Objective:
Return exactly the lines from the one containing "Read all visible content and emit it as JSON." through the last line of the records below, both included, and leave out any pictures.

● ● ● ●

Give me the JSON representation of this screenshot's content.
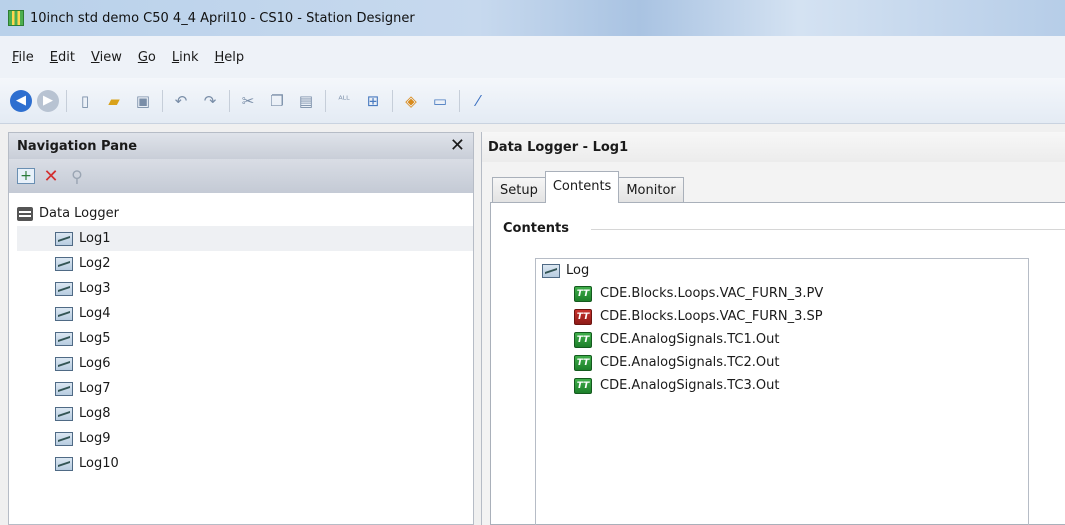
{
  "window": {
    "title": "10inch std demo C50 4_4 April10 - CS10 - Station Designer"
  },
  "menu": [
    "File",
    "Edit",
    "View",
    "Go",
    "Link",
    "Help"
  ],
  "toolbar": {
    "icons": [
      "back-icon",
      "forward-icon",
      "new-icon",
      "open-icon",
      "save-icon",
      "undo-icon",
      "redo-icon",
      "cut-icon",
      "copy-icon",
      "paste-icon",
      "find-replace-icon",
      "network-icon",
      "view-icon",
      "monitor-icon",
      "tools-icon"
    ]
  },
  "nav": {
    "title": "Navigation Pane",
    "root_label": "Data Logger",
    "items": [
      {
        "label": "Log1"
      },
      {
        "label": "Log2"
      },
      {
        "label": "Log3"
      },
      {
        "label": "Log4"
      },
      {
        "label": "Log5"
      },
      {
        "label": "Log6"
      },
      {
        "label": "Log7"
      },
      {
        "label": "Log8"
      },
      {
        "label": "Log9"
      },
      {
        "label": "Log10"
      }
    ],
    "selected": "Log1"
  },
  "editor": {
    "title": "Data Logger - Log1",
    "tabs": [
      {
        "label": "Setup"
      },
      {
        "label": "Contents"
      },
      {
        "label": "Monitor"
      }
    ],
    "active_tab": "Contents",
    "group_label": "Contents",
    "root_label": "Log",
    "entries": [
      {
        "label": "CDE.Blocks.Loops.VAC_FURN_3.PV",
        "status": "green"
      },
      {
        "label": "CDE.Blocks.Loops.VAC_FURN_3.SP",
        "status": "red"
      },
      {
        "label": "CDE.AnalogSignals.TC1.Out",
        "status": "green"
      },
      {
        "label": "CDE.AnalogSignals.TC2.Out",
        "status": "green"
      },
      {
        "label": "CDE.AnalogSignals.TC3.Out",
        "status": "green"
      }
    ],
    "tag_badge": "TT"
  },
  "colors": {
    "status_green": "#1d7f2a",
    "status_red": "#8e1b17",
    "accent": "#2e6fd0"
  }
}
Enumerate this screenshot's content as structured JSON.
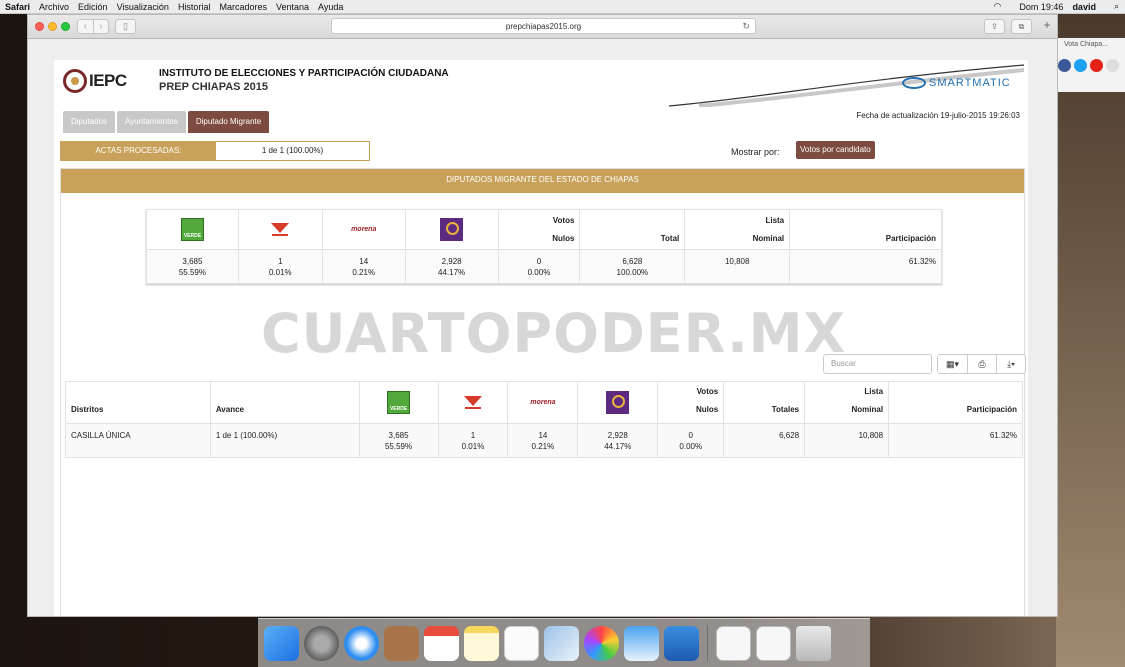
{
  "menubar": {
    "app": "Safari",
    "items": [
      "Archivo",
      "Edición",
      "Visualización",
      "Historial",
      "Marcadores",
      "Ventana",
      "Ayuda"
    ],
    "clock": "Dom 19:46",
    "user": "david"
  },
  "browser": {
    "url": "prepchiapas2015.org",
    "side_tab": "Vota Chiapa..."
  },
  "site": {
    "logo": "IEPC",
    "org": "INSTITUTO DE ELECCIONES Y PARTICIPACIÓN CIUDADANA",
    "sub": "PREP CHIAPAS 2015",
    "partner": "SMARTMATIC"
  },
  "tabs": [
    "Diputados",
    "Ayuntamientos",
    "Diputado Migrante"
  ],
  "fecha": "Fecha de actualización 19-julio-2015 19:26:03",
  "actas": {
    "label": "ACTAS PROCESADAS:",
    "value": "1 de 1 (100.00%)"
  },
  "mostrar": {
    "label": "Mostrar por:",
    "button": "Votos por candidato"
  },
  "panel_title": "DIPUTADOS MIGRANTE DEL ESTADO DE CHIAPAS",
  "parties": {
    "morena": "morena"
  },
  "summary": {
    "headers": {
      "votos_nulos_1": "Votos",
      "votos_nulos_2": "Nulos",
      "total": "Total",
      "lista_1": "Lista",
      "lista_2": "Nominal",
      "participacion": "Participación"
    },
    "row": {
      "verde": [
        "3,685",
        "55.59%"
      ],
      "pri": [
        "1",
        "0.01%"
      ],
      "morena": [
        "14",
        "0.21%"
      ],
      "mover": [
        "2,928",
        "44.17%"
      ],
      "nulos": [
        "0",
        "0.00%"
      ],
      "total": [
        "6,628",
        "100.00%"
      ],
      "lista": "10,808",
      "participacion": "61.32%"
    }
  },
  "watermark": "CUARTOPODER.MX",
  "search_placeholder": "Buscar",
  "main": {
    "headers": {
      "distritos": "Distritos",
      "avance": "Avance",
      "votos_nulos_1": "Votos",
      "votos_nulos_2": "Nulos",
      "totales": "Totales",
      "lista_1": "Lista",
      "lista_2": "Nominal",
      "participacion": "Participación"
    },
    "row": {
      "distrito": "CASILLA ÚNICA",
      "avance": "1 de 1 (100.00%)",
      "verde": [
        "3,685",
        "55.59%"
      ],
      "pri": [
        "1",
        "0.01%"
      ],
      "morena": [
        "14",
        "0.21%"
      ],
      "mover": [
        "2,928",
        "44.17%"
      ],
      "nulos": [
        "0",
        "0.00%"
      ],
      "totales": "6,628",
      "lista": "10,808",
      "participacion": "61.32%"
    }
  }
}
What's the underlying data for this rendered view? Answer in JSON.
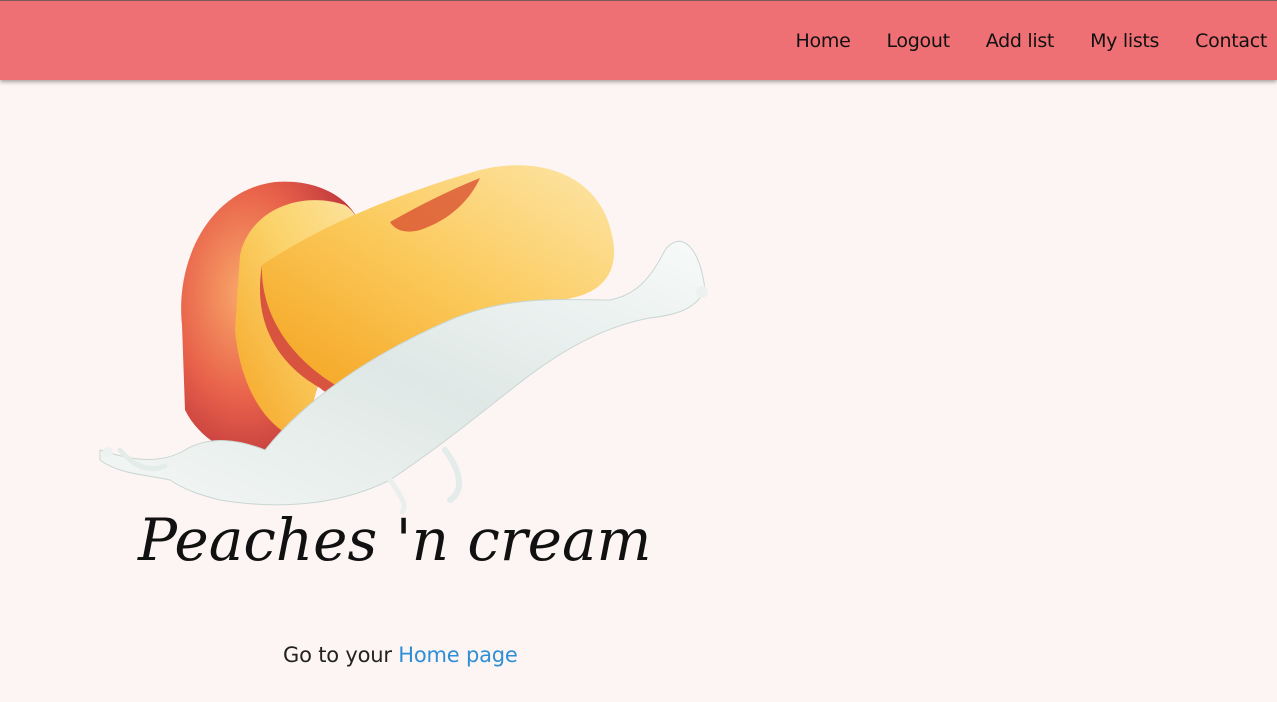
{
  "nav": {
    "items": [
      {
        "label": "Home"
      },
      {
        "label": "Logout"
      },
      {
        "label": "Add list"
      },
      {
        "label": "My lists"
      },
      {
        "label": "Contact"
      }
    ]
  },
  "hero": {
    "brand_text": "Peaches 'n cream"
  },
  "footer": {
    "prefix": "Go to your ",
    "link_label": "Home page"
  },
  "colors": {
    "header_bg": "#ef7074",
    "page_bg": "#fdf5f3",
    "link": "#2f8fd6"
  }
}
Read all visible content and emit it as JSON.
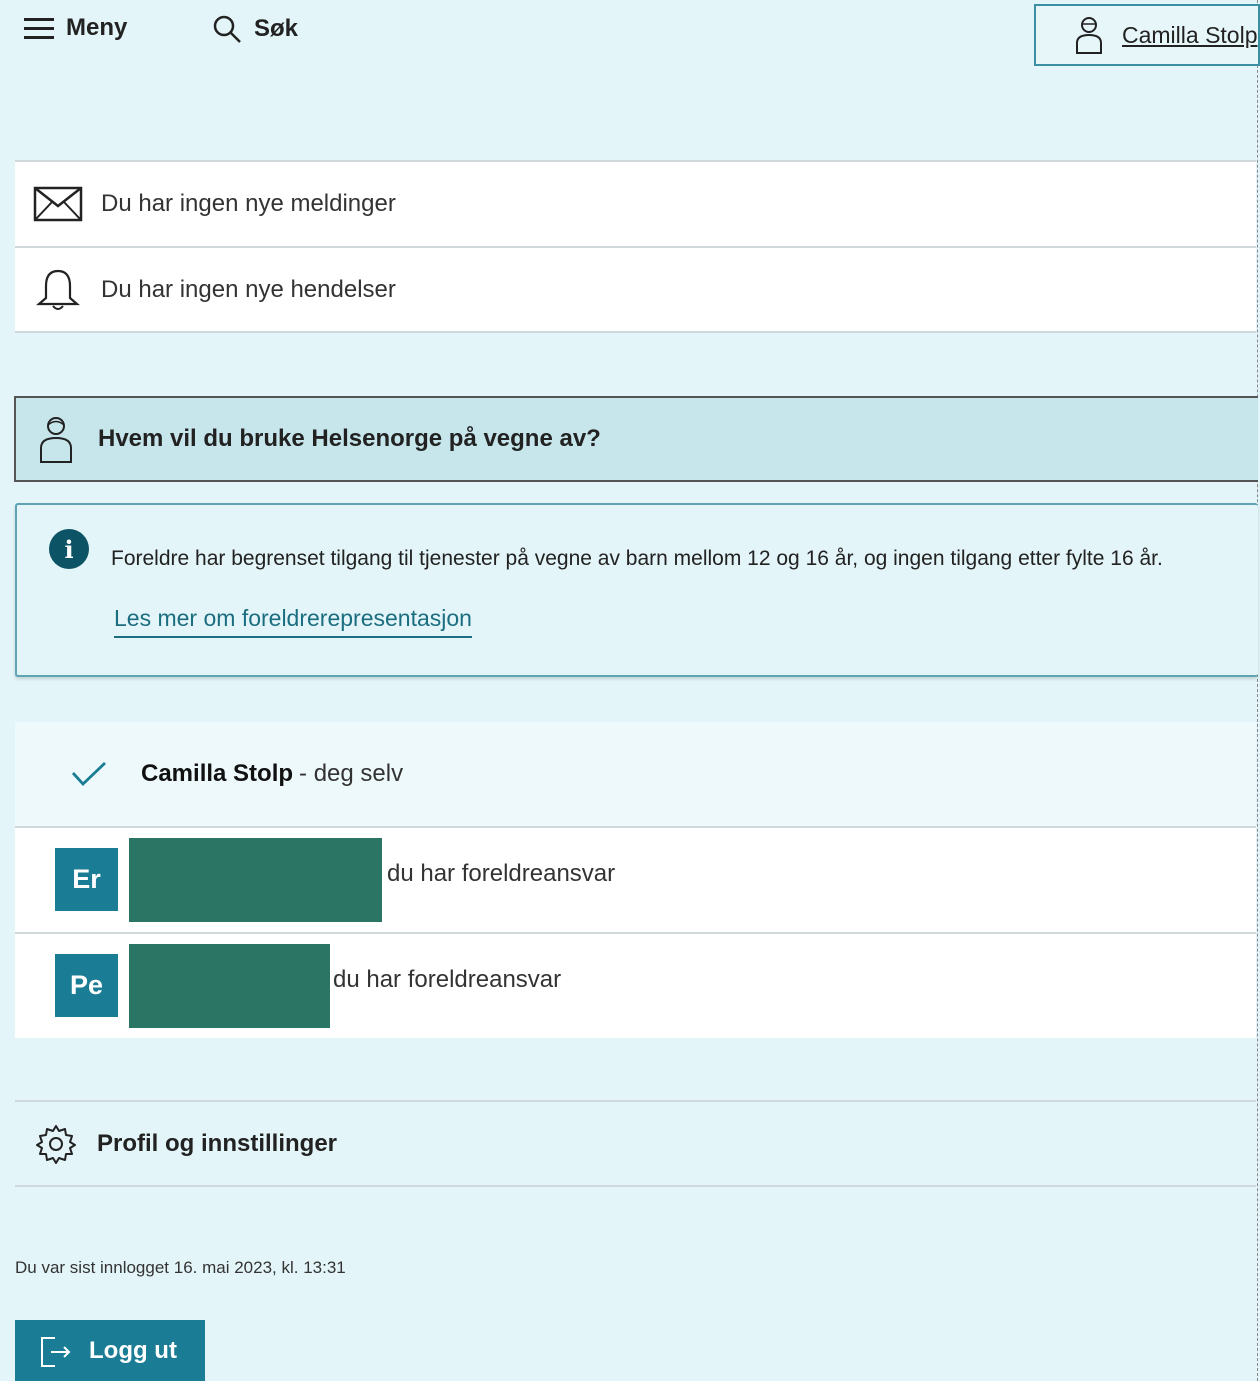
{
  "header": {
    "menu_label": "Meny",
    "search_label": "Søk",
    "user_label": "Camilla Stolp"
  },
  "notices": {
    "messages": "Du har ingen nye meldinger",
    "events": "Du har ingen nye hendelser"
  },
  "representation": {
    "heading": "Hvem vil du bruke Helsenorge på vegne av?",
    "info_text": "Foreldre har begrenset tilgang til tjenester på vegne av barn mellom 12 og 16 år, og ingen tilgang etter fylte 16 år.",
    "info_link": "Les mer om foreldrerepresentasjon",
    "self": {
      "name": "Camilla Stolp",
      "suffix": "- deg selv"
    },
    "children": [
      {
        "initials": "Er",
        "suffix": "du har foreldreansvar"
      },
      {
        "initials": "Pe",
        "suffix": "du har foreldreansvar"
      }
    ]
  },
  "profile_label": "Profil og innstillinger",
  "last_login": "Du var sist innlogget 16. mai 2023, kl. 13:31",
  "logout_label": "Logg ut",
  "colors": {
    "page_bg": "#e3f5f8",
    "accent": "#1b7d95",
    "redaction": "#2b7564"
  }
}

● ● ● ●

Full output:
Read all visible content and emit it as JSON.
{
  "header": {
    "menu_label": "Meny",
    "search_label": "Søk",
    "user_label": "Camilla Stolp"
  },
  "notices": {
    "messages": "Du har ingen nye meldinger",
    "events": "Du har ingen nye hendelser"
  },
  "representation": {
    "heading": "Hvem vil du bruke Helsenorge på vegne av?",
    "info_text": "Foreldre har begrenset tilgang til tjenester på vegne av barn mellom 12 og 16 år, og ingen tilgang etter fylte 16 år.",
    "info_link": "Les mer om foreldrerepresentasjon",
    "self": {
      "name": "Camilla Stolp",
      "suffix": "- deg selv"
    },
    "children": [
      {
        "initials": "Er",
        "suffix": "du har foreldreansvar"
      },
      {
        "initials": "Pe",
        "suffix": "du har foreldreansvar"
      }
    ]
  },
  "profile_label": "Profil og innstillinger",
  "last_login": "Du var sist innlogget 16. mai 2023, kl. 13:31",
  "logout_label": "Logg ut",
  "colors": {
    "page_bg": "#e3f5f8",
    "accent": "#1b7d95",
    "redaction": "#2b7564"
  }
}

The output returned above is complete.